Figure dataset records:
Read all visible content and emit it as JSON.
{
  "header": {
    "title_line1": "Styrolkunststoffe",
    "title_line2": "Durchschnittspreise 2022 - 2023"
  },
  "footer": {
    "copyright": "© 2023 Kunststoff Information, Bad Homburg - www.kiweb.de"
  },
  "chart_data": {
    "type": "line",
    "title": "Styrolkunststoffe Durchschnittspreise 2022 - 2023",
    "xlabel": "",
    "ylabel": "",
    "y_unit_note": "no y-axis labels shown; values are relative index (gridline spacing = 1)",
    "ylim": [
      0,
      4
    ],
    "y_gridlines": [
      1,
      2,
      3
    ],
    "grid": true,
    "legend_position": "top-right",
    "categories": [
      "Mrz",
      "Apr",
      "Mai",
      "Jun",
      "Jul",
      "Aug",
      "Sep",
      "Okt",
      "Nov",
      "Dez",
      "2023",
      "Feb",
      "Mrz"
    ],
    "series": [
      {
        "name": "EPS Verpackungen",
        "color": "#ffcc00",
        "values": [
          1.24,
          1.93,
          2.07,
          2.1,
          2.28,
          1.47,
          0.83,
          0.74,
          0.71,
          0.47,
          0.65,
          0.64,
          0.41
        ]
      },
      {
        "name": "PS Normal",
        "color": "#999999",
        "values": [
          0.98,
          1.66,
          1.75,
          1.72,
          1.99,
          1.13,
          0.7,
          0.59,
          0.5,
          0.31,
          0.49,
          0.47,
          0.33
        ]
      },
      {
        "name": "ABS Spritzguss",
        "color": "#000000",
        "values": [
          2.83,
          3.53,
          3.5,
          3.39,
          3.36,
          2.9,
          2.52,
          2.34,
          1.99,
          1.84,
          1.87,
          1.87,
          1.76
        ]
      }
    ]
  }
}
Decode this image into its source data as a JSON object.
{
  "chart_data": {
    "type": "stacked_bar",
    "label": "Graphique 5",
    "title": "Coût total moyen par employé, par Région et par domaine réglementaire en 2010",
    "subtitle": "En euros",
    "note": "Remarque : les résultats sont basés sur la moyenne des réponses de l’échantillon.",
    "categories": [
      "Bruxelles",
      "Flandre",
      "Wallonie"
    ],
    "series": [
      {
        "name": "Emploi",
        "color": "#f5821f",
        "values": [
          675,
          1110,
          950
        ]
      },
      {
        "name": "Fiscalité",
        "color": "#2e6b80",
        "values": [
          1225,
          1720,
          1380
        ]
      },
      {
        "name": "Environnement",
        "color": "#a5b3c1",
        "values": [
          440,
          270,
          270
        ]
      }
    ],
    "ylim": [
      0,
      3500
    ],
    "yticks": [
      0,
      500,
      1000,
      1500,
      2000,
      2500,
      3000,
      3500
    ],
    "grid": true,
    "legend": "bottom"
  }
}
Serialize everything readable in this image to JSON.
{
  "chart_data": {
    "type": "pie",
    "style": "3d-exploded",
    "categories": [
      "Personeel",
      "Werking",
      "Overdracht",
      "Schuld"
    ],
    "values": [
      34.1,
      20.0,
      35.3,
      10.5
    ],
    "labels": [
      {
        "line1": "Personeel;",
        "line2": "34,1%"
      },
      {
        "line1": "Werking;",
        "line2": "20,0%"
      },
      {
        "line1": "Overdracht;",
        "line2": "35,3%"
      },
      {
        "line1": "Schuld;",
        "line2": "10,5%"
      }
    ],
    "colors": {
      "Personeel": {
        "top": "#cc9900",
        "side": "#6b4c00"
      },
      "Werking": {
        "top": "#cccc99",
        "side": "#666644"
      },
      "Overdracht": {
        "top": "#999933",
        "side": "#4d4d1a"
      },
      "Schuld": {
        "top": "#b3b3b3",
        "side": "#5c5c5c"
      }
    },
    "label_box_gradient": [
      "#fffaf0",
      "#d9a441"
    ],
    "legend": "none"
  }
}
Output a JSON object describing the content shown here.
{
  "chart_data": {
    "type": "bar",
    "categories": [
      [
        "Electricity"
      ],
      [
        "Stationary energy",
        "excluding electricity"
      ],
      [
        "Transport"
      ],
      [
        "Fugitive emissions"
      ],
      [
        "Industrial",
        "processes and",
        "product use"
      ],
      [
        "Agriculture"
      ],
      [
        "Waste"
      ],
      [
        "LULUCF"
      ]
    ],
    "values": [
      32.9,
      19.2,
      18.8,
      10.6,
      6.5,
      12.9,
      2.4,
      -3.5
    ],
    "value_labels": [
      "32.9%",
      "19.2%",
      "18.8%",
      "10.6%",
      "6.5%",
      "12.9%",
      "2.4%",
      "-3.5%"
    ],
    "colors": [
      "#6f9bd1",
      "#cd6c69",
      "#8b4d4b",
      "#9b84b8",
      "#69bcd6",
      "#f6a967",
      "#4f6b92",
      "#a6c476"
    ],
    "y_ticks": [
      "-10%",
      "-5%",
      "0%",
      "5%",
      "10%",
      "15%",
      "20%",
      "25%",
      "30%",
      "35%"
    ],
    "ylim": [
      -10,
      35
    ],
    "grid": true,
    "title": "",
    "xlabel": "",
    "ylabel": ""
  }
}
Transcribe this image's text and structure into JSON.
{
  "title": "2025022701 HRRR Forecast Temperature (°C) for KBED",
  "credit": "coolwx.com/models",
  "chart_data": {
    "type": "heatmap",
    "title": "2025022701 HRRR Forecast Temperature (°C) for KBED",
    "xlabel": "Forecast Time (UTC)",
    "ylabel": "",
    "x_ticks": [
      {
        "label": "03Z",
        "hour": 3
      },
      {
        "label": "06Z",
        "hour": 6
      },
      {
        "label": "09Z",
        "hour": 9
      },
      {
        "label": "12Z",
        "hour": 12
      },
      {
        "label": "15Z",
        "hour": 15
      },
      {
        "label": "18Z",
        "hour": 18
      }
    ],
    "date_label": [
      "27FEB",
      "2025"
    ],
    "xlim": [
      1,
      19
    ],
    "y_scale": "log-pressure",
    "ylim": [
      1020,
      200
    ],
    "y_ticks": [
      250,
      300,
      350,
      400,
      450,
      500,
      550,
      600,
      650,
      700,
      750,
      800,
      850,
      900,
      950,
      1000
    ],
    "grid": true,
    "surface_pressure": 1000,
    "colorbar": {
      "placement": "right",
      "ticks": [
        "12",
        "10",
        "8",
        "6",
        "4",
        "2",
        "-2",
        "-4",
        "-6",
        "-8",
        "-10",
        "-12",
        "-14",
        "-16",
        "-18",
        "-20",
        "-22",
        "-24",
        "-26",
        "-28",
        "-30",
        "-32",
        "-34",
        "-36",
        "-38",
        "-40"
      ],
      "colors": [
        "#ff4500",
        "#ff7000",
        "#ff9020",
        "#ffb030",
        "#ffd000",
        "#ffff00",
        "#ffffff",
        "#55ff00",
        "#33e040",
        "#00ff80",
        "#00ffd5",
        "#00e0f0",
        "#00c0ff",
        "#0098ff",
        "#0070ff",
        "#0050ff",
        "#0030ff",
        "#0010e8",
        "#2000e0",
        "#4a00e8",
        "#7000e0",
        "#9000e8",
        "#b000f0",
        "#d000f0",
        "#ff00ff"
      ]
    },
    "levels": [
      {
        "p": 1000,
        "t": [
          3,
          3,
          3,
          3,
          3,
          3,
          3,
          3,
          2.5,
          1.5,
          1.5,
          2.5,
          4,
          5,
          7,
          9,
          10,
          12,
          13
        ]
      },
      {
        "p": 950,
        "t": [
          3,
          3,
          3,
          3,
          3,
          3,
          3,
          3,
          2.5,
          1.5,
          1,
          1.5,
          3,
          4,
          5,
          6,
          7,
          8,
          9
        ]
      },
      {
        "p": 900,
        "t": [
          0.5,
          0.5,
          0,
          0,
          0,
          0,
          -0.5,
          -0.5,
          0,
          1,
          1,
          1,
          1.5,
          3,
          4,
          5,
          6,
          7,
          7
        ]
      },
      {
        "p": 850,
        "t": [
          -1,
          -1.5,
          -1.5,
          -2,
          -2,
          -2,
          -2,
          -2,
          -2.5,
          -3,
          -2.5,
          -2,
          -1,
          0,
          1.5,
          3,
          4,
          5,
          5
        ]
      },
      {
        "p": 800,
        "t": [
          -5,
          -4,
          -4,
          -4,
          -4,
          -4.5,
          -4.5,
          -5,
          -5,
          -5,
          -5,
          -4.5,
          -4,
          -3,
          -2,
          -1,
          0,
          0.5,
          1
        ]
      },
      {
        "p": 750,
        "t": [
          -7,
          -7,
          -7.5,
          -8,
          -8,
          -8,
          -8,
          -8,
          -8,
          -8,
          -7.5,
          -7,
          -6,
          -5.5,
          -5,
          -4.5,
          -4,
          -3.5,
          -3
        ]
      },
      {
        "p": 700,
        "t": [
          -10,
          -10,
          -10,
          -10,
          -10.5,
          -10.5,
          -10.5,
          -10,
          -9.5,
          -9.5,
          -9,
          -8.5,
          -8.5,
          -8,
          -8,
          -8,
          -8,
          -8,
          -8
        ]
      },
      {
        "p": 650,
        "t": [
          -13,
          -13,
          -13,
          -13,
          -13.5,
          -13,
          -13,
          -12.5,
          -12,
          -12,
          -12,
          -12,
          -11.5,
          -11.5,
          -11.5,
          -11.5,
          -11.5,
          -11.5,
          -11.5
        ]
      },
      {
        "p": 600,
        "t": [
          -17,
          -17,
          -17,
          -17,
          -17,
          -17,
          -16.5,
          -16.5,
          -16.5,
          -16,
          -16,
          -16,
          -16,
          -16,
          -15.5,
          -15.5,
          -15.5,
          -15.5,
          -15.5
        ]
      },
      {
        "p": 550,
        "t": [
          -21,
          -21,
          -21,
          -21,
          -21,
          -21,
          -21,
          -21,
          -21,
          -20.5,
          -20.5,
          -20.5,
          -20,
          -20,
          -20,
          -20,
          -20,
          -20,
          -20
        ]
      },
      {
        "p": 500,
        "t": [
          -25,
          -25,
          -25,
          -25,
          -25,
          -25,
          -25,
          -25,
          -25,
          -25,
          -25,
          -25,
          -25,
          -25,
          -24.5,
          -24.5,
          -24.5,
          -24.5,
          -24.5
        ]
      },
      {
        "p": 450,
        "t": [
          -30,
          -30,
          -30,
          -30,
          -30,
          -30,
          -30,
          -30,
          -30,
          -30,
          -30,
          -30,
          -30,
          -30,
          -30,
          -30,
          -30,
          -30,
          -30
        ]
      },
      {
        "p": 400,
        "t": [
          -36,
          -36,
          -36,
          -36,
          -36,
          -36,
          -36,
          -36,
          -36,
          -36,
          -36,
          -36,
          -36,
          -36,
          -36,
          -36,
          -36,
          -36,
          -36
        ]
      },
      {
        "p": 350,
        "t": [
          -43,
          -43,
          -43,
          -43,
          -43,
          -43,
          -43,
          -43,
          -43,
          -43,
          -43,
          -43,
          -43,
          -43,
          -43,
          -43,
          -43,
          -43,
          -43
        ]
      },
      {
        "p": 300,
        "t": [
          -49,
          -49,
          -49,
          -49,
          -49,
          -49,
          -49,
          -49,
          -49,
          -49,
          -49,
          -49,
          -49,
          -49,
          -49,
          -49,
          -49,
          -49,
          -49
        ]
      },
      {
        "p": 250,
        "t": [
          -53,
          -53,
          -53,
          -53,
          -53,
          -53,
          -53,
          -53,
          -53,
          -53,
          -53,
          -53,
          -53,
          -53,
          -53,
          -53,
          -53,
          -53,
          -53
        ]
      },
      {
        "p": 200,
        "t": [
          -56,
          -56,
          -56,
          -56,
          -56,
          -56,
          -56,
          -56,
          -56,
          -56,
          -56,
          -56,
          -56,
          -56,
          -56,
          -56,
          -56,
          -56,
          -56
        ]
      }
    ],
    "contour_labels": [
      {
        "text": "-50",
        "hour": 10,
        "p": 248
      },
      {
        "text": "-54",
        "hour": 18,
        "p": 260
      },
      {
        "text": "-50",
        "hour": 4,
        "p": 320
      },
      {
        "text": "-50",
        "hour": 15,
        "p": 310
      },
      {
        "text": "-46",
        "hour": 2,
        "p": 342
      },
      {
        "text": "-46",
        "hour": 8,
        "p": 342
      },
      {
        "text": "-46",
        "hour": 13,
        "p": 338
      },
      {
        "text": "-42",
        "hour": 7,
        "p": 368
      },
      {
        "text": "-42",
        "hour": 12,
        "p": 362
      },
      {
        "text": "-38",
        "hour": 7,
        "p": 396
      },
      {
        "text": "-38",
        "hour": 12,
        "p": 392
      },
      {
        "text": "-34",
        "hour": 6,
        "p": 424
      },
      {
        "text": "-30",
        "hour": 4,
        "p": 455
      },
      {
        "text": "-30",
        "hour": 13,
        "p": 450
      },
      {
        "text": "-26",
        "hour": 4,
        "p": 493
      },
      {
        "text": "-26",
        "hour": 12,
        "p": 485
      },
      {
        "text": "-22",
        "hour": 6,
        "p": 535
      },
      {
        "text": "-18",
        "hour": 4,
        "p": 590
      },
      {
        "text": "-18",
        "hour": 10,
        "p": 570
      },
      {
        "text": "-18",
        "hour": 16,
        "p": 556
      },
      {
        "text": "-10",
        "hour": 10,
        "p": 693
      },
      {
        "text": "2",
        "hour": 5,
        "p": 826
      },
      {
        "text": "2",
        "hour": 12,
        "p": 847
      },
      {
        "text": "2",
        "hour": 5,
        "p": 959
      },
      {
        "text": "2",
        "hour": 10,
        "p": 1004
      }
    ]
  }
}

## WRITTEN INSTRUCTION
Scan the entries above. Copy each line that has the string "Personeel".

## REPLY
      "Personeel",
        "line1": "Personeel;",
      "Personeel": {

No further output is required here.